Find the lines containing the word "drilling" and copy every one of them.

__STORED RECORDS__

.....

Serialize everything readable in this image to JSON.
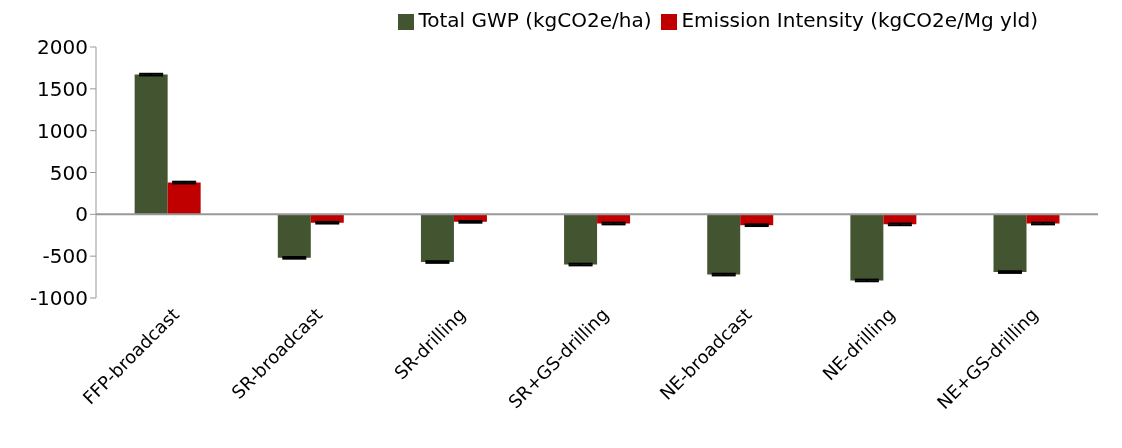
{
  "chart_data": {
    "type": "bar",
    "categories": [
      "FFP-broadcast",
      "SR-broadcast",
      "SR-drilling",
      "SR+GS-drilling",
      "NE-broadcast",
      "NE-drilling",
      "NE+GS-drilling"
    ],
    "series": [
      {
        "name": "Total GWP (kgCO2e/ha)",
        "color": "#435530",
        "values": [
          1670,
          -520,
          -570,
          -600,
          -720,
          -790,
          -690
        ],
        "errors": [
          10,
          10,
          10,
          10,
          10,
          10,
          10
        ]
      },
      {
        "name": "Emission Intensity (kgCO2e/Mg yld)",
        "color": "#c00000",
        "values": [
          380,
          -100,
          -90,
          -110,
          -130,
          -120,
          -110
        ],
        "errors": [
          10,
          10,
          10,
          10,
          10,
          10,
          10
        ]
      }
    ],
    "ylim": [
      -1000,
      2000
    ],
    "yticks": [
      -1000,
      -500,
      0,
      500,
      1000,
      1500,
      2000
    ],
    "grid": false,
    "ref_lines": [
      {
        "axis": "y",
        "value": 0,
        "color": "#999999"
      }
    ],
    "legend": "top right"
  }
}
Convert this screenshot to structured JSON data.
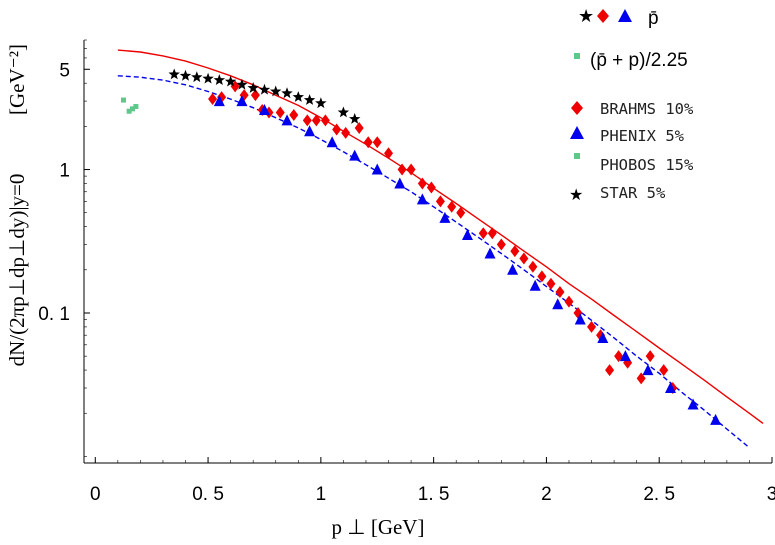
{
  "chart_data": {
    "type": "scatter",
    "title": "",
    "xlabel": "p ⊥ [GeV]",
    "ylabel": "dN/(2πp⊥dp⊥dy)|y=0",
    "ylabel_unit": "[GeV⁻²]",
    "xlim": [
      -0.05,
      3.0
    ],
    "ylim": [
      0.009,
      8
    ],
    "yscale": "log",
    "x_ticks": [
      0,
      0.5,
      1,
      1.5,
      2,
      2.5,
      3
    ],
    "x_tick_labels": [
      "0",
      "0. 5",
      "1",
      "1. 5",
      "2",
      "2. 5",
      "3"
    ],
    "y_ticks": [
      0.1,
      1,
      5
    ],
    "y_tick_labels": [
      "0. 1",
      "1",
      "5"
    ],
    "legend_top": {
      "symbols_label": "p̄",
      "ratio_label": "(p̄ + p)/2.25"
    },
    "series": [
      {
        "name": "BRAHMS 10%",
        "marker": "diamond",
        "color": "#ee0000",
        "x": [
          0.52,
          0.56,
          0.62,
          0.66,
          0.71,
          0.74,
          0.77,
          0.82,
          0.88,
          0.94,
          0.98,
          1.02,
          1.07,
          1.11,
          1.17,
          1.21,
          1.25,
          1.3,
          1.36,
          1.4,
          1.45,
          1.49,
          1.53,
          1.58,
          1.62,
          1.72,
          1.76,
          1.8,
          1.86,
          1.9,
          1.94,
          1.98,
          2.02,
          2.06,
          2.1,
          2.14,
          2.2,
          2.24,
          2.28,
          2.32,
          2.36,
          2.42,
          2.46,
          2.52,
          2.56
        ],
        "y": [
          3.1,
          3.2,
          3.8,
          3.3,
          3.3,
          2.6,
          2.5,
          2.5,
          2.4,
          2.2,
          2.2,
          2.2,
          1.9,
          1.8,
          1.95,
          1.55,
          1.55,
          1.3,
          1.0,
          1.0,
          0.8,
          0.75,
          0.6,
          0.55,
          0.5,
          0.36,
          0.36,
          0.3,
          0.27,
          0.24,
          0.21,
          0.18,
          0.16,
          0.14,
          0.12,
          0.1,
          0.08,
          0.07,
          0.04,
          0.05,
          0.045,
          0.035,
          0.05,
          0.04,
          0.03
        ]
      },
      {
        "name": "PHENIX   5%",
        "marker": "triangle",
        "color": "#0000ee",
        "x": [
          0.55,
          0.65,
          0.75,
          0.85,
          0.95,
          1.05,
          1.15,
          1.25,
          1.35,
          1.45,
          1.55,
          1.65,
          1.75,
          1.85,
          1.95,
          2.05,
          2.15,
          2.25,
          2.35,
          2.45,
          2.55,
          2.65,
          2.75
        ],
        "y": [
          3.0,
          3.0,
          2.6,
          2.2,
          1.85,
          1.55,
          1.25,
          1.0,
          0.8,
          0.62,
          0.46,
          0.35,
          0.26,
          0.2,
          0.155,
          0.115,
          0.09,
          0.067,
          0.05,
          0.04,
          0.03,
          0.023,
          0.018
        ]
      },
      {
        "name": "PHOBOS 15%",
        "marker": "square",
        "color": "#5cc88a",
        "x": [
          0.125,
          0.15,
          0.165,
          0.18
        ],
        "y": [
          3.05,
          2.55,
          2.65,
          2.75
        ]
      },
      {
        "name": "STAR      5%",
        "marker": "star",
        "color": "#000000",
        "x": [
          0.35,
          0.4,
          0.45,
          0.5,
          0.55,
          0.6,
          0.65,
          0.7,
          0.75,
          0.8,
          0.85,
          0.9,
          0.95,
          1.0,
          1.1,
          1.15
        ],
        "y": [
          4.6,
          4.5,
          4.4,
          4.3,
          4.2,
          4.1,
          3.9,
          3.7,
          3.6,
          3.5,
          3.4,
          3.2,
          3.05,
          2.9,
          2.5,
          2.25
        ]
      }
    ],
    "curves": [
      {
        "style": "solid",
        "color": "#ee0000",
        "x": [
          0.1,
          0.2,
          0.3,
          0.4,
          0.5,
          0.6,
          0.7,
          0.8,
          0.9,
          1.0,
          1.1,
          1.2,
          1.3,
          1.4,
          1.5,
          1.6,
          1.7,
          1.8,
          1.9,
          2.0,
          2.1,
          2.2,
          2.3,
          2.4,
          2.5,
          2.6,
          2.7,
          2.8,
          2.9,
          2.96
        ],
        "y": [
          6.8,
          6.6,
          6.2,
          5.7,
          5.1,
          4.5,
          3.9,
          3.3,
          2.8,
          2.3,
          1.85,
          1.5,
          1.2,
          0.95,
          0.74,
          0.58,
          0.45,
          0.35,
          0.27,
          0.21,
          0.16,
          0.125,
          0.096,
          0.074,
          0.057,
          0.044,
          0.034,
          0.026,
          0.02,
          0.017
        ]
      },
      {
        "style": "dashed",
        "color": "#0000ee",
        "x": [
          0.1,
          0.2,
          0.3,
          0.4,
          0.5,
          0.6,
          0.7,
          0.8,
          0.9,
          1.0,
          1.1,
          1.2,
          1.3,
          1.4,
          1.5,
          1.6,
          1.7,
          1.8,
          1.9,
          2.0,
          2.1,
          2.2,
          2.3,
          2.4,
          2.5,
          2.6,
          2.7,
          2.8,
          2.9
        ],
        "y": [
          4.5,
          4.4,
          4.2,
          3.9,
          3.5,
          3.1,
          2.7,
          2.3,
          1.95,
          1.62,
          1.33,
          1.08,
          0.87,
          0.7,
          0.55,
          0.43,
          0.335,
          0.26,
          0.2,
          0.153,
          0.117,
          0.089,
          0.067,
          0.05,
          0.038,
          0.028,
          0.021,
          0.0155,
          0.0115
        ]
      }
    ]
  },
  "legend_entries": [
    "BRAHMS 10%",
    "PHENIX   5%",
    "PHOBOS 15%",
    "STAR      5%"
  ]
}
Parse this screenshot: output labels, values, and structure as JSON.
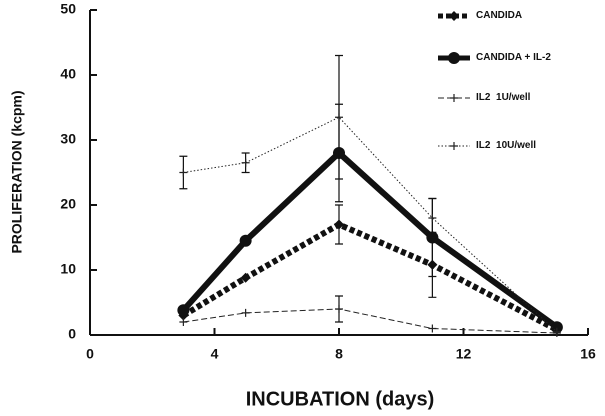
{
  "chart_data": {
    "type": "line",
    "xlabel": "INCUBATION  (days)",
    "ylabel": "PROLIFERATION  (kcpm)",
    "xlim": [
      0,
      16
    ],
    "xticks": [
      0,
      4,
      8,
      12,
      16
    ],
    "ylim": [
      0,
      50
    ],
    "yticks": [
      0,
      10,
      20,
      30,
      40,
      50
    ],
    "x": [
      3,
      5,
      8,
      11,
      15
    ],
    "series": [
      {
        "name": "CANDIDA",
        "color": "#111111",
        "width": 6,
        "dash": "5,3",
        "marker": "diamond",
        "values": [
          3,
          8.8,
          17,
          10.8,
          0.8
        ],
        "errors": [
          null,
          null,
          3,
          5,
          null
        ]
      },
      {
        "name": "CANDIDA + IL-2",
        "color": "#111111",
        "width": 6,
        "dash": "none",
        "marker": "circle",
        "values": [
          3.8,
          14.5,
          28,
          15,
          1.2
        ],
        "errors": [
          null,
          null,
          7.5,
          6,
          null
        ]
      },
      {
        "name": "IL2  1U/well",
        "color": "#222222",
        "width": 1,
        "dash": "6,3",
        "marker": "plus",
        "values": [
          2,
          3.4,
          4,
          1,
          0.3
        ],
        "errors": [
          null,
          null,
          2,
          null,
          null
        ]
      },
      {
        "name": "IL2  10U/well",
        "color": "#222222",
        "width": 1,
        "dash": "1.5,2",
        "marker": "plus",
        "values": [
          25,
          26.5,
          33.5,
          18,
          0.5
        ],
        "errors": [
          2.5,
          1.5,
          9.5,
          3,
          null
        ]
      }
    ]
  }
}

.....

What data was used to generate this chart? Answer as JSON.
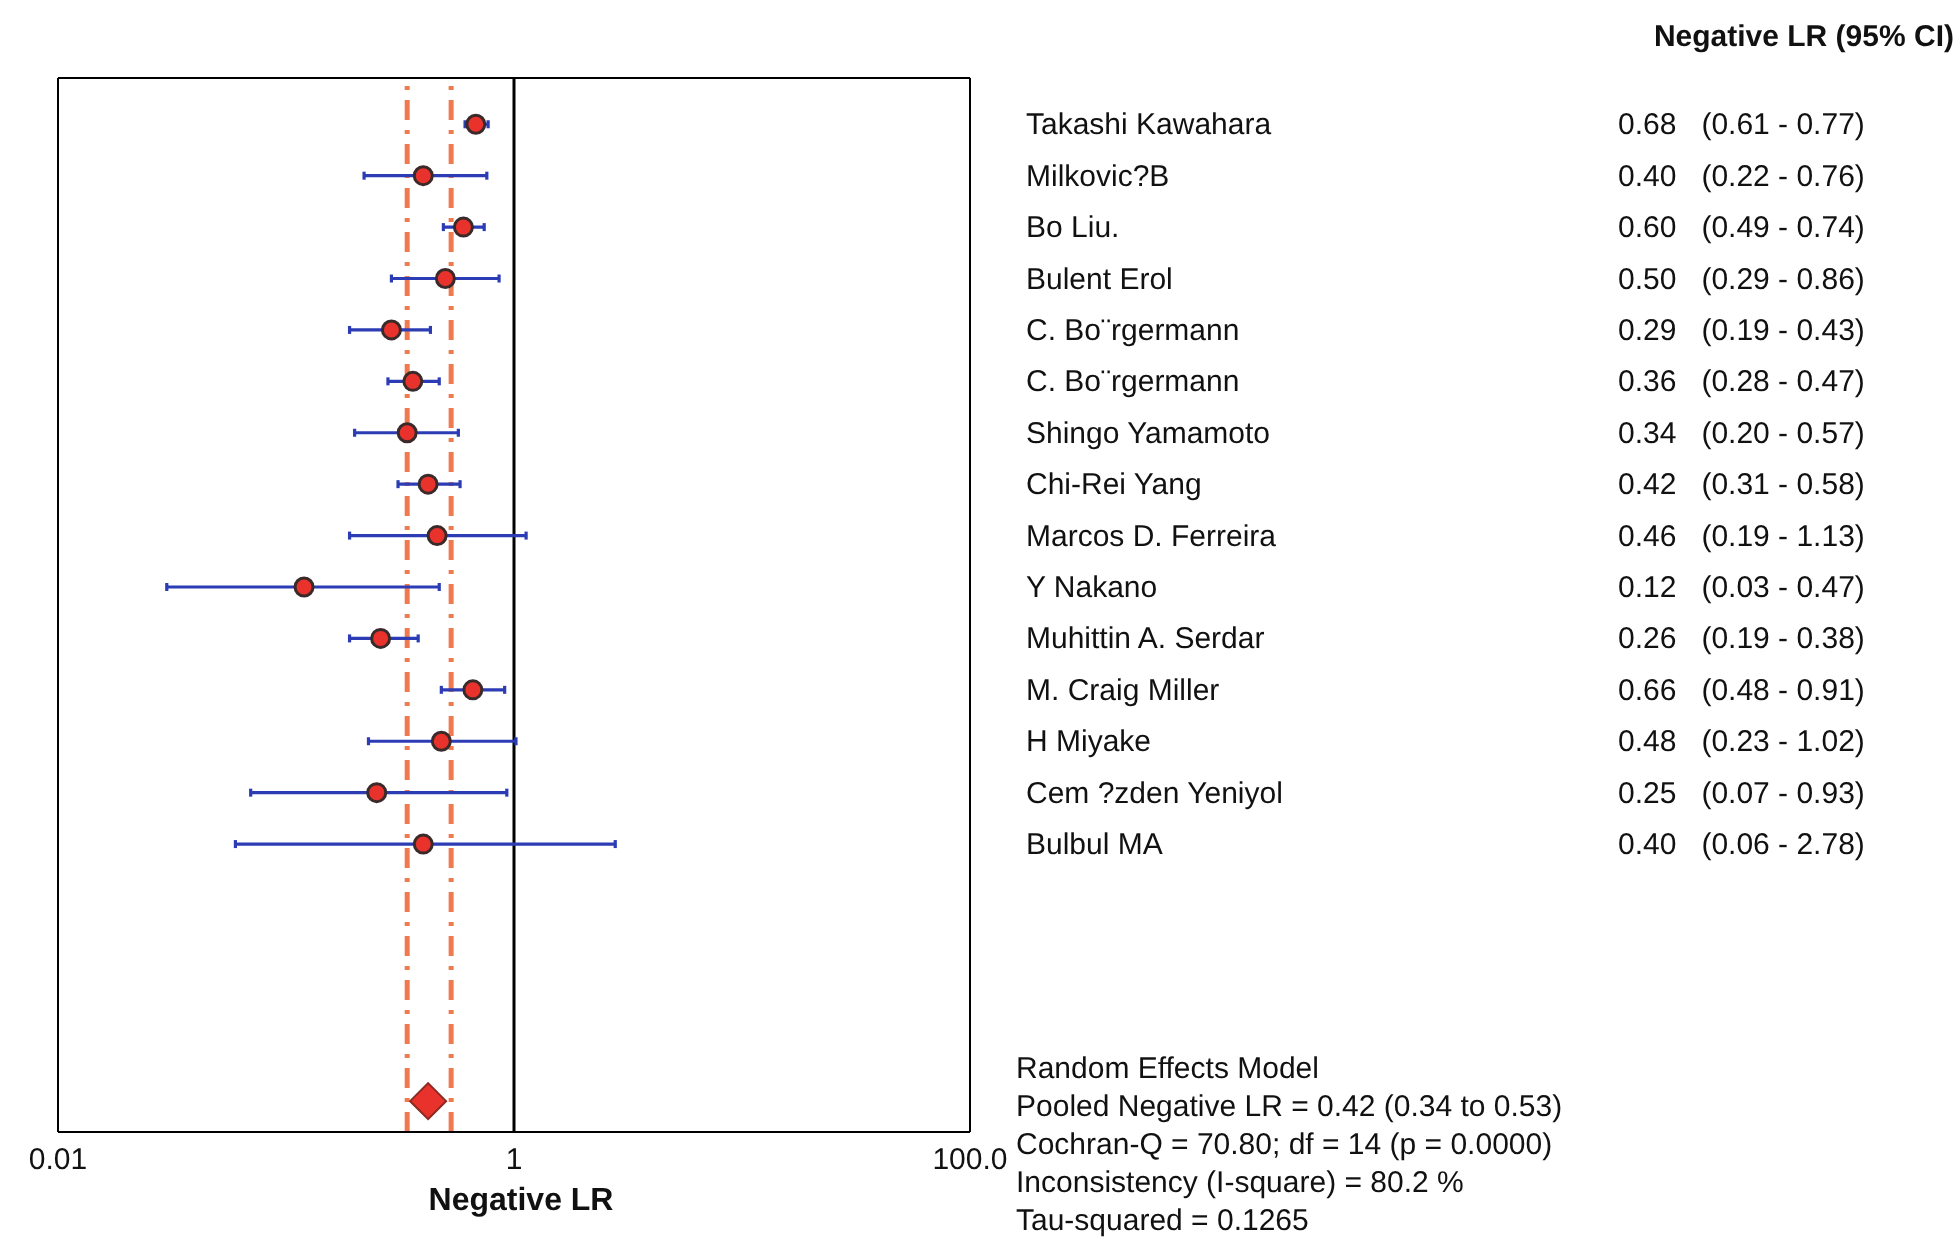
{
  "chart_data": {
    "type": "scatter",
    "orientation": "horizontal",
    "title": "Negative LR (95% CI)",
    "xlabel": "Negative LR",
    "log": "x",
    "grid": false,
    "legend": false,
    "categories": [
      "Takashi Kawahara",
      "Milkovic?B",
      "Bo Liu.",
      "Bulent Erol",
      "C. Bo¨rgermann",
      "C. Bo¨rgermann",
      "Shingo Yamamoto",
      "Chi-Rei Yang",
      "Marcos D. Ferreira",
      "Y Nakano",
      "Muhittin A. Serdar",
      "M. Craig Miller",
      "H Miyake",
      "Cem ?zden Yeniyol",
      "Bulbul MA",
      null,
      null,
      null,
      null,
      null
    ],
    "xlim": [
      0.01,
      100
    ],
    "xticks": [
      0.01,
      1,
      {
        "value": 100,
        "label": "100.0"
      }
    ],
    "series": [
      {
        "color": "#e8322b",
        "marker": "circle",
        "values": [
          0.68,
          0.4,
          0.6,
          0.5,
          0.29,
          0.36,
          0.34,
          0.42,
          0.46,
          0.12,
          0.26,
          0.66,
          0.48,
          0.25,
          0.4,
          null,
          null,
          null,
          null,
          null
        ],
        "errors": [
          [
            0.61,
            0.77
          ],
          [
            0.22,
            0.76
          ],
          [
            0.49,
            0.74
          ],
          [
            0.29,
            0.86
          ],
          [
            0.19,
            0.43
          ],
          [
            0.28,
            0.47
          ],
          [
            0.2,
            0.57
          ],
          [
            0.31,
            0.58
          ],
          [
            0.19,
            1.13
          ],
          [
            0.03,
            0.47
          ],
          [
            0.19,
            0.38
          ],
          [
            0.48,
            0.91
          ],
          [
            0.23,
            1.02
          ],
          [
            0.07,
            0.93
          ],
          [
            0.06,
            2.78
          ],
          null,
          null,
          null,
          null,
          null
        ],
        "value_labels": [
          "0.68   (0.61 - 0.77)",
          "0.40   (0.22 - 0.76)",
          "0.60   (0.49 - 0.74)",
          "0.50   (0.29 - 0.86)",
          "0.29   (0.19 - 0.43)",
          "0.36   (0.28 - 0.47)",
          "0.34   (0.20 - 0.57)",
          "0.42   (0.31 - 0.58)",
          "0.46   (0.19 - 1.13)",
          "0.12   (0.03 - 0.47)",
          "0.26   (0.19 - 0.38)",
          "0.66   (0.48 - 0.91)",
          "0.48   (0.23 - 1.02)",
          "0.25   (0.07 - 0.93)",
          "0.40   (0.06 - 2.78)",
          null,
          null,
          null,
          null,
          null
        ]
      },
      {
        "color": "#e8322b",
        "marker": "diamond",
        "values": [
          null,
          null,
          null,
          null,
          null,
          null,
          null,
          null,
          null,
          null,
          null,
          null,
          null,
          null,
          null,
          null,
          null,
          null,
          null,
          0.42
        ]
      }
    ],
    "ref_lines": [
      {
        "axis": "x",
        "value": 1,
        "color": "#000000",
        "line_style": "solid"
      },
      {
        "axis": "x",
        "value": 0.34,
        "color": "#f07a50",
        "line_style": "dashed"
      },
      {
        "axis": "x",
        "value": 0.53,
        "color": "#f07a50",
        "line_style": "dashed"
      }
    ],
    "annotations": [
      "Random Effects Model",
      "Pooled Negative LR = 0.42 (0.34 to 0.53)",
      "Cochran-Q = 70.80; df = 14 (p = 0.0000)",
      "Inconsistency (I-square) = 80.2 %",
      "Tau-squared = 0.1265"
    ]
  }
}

.....

__THE RESPONSE__
      "SR-drilling",
      "SR+GS-drilling",
      "NE-drilling",
      "NE+GS-drilling"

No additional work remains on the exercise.